:: Texte présenté ::
Leurs revenus : Salaires, revenus de l’agriculture, profits d’une petite activité commerciale, transferts d’argent de la diaspora…

L’accès aux services de base : Ont-ils l’électricité ? L’eau potable ? Des toilettes hygiéniques ?

L’éducation : Les enfants vont-ils à l’école ? Quel est le niveau d’instruction des adultes ?

La santé : Un membre du ménage a-t-il été malade ? A-t-il pu se soigner ?

L’emploi : Qui travaille ? Dans quel secteur (formel, informel, agriculture) ?

Les actifs : Possèdent-ils des terres, du bétail, un téléphone, une télévision ?

3. L’Importance Cruciale du Caractère « Régulier »

Avoir des données, c’est bien. Avoir des données régulières, c’est ce qui permet de gouverner. Imaginez piloter un avion avec des instruments de bord qui ne s’actualisent que tous les dix ans. C’est impossible.

Le caractère régulier (par exemple, une ELEG tous les 2 ans et une EHCVM tous les 5 ans) est fondamental pour :

Suivre les tendances : La pauvreté a-t-elle augmenté ou diminué depuis 3 ans ? Dans quelle région ? Pour quel groupe de population (femmes, jeunes) ?

Évaluer l’impact des politiques publiques : Le programme d’aide aux agriculteurs a-t-il réellement amélioré leurs revenus ? On ne peut le savoir qu’en comparant les données avant et après le programme.
:::
● Tâches à réaliser
**a)** Recopiez le passage du texte présenté situé entre « L’accès aux services » et « des adultes ? », ces deux bornes comprises.
**b)** Indiquez si chacune des affirmations suivantes concorde avec le texte présenté, en répondant par oui ou par non et en citant les mots décisifs du texte : (i) Le texte mentionne les transferts d’argent de la diaspora parmi les revenus. (ii) Le texte donne comme exemple une EHCVM tous les 5 ans. (iii) Selon le texte, on peut savoir si un programme a amélioré les revenus sans comparer les données d’avant et d’après.
Basez-vous uniquement sur le texte présenté.
:: Extrait de données ::
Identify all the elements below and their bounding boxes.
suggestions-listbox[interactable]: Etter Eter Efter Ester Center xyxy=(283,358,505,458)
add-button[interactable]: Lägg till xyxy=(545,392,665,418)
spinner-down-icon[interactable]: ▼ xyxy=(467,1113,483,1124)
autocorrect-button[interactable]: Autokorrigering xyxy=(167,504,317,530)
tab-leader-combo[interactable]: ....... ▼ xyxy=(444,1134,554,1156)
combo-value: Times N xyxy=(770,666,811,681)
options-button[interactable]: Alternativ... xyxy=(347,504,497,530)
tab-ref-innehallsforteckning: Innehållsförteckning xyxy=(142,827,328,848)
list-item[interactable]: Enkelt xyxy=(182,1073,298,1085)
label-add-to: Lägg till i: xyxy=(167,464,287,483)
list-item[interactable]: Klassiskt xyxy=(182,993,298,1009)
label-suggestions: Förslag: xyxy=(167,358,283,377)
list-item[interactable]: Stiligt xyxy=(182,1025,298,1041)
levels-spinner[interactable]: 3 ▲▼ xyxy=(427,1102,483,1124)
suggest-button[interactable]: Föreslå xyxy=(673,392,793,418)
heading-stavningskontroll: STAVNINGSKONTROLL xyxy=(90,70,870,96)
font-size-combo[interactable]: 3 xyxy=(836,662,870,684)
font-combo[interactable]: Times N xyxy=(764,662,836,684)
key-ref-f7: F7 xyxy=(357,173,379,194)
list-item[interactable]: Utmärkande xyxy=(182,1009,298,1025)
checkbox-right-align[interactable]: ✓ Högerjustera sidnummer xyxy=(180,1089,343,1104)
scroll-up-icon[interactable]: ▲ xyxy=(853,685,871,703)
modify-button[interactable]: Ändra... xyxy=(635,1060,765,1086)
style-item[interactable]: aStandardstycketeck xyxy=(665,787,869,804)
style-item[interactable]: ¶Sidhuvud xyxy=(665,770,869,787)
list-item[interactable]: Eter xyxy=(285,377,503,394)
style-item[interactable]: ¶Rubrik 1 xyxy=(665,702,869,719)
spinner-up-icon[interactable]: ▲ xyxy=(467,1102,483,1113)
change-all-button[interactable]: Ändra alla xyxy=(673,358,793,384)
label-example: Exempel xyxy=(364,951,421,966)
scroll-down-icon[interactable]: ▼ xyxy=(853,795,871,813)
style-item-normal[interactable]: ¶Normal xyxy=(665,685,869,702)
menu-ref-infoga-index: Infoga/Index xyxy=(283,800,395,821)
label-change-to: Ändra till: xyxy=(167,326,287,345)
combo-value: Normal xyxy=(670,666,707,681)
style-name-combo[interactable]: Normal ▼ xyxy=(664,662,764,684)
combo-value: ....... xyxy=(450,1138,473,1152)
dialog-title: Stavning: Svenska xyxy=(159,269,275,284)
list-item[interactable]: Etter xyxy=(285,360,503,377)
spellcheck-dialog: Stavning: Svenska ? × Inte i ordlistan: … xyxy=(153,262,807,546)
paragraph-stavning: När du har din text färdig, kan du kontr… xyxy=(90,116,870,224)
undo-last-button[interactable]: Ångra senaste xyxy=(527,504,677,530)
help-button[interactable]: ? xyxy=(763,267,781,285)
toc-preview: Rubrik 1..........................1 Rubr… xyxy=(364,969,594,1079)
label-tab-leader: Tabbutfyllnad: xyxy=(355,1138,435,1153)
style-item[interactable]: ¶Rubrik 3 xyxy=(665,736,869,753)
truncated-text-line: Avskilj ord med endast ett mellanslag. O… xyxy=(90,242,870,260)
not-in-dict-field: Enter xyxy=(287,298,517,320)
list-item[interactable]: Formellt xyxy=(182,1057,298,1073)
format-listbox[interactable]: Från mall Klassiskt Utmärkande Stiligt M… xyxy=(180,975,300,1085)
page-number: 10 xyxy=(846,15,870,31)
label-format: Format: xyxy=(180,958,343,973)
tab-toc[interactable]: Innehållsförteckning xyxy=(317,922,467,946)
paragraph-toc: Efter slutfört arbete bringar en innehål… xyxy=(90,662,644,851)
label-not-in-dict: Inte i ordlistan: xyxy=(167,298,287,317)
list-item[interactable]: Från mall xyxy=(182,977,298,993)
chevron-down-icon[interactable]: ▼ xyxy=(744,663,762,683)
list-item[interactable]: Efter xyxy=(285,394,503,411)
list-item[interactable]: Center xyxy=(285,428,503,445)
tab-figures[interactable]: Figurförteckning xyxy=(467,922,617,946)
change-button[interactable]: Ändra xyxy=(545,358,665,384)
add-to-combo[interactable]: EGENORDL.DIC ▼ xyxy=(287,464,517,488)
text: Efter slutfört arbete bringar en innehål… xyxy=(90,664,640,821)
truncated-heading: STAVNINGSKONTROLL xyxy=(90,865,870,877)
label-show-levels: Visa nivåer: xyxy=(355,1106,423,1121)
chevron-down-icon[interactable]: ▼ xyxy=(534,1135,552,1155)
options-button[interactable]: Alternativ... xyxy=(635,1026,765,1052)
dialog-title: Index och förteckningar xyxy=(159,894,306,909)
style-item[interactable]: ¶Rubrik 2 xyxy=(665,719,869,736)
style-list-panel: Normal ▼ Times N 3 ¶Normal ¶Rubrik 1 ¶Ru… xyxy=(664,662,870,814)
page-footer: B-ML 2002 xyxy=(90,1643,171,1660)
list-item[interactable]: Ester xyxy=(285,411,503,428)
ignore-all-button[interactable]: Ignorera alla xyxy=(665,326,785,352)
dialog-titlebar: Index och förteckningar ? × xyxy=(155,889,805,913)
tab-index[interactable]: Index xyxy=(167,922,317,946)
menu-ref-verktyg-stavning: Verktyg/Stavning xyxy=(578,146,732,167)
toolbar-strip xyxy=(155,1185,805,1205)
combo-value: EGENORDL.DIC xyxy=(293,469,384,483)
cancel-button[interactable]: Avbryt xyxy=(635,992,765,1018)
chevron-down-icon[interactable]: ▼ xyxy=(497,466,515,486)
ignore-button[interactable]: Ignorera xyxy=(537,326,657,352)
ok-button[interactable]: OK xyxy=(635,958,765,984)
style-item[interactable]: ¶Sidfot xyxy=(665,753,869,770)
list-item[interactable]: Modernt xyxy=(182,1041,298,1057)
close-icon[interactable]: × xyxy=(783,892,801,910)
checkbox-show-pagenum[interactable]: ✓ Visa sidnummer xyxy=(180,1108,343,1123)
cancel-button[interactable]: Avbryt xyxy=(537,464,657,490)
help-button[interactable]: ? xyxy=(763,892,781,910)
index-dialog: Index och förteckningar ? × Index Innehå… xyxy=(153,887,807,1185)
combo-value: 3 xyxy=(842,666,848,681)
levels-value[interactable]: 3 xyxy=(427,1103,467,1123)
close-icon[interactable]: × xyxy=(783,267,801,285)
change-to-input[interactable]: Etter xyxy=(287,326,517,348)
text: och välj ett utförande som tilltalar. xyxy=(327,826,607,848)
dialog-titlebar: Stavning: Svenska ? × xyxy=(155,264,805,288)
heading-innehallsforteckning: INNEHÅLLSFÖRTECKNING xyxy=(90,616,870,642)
:::
● Réponses fournies
**a)**
L’accès aux services de base : Ont-ils l’électricité ? L’eau potable ? Des toilettes hygiéniques ?

L’éducation : Les enfants vont-ils à l’école ? Quel est le niveau d’instruction des adultes ?

**b)**
(i) Oui : « transferts d’argent de la diaspora »
(ii) Oui : « une EHCVM tous les 5 ans »
(iii) Non : « On ne peut le savoir qu’en comparant les données avant et après le programme. »